#### Entries provided:
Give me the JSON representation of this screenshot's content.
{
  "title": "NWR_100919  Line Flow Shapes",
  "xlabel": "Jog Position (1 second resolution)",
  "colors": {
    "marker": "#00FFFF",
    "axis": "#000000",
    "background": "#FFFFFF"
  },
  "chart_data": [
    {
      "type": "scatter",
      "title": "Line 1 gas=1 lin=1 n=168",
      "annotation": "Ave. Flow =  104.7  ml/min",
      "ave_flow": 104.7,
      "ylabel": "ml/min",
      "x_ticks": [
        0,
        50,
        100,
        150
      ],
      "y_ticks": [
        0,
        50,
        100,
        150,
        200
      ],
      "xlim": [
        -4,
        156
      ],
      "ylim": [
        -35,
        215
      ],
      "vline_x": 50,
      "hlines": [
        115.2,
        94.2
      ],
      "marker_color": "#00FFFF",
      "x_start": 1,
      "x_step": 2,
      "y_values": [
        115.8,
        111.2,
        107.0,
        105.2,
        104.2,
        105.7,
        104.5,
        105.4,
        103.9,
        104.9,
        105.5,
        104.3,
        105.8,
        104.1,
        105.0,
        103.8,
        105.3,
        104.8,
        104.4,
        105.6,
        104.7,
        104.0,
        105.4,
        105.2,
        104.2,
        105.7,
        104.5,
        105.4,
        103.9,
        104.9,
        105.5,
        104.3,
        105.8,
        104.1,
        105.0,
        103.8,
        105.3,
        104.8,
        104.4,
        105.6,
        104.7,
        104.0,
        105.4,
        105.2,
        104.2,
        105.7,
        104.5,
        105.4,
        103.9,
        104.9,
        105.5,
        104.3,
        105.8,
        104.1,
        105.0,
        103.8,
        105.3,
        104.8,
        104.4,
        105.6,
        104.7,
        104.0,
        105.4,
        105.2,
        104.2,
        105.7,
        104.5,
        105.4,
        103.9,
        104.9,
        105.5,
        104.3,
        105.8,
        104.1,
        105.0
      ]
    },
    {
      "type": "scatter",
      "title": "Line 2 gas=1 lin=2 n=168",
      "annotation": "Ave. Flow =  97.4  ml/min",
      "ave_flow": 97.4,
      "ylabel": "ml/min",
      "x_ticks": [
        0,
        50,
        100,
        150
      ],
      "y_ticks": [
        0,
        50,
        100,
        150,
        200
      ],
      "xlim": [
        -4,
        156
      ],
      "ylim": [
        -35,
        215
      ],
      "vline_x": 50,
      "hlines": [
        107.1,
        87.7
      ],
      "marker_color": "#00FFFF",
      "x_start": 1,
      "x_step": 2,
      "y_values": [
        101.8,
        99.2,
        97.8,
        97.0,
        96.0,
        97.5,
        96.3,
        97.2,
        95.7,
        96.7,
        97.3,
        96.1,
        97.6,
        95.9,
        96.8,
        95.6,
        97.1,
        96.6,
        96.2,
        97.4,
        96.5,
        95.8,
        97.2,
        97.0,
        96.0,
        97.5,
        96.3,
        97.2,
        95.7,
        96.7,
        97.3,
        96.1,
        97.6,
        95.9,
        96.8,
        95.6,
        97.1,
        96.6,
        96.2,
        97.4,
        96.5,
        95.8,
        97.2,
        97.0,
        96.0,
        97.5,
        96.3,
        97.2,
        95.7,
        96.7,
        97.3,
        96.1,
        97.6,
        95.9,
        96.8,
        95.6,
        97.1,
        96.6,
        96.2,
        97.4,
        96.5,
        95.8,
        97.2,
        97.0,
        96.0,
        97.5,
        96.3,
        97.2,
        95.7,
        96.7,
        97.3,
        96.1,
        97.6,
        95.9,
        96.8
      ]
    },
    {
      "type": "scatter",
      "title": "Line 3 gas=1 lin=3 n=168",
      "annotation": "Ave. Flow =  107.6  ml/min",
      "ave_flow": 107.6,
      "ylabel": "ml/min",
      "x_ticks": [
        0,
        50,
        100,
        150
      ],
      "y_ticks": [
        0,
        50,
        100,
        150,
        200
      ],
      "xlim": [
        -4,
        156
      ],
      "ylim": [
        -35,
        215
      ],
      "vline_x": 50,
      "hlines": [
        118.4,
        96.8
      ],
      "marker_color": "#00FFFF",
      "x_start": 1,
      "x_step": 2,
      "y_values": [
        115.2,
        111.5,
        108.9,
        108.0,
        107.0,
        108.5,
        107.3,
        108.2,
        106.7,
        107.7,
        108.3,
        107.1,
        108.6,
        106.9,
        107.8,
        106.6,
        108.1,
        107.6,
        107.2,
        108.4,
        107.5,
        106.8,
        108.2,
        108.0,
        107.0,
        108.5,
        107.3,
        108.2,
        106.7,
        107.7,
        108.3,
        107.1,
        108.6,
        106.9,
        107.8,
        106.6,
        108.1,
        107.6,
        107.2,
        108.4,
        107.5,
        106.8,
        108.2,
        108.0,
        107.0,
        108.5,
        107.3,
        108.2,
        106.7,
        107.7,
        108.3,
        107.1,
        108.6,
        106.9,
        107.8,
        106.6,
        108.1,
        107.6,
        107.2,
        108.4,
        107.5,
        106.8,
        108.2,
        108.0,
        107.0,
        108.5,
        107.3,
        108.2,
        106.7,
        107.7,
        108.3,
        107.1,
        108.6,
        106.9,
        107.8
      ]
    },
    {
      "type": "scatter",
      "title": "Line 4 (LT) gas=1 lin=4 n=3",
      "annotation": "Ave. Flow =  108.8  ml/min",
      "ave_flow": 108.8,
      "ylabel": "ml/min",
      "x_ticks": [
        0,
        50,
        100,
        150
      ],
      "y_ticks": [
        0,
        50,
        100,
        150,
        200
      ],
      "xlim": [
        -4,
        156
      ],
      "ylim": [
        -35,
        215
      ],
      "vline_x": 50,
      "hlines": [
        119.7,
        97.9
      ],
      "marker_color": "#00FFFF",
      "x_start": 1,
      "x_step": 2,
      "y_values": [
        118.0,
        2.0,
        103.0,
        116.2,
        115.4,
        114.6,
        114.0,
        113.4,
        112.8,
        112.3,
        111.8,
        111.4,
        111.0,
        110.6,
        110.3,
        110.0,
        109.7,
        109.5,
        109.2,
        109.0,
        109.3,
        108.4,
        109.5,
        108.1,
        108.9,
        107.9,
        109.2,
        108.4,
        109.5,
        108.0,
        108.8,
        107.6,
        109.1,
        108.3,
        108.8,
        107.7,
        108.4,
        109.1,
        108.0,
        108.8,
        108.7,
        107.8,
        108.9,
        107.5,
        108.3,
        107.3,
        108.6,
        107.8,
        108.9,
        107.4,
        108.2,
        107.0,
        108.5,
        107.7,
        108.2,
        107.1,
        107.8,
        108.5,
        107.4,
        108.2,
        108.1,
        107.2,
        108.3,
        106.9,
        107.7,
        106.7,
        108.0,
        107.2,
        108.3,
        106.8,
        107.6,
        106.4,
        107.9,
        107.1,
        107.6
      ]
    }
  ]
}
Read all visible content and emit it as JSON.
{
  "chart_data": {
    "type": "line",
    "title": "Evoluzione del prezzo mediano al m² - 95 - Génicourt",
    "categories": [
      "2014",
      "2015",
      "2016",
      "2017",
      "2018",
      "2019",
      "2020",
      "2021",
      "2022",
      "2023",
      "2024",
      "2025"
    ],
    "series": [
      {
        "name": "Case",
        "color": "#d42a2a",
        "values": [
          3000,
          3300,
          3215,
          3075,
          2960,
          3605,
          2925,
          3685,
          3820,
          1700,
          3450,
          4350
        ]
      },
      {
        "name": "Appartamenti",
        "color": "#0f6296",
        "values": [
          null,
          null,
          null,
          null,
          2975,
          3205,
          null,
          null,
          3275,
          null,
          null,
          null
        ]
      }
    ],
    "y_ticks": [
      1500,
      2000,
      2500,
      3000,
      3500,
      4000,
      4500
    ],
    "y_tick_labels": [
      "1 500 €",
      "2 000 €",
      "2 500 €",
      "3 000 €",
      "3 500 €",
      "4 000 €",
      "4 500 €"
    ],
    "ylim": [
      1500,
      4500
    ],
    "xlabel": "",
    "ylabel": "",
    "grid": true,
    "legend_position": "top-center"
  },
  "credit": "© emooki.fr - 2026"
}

#### Stated task:
Report each line in the data that holds the word "annotation".

#### Solved exercise:
      "annotation": "Ave. Flow =  104.7  ml/min",
      "annotation": "Ave. Flow =  97.4  ml/min",
      "annotation": "Ave. Flow =  107.6  ml/min",
      "annotation": "Ave. Flow =  108.8  ml/min",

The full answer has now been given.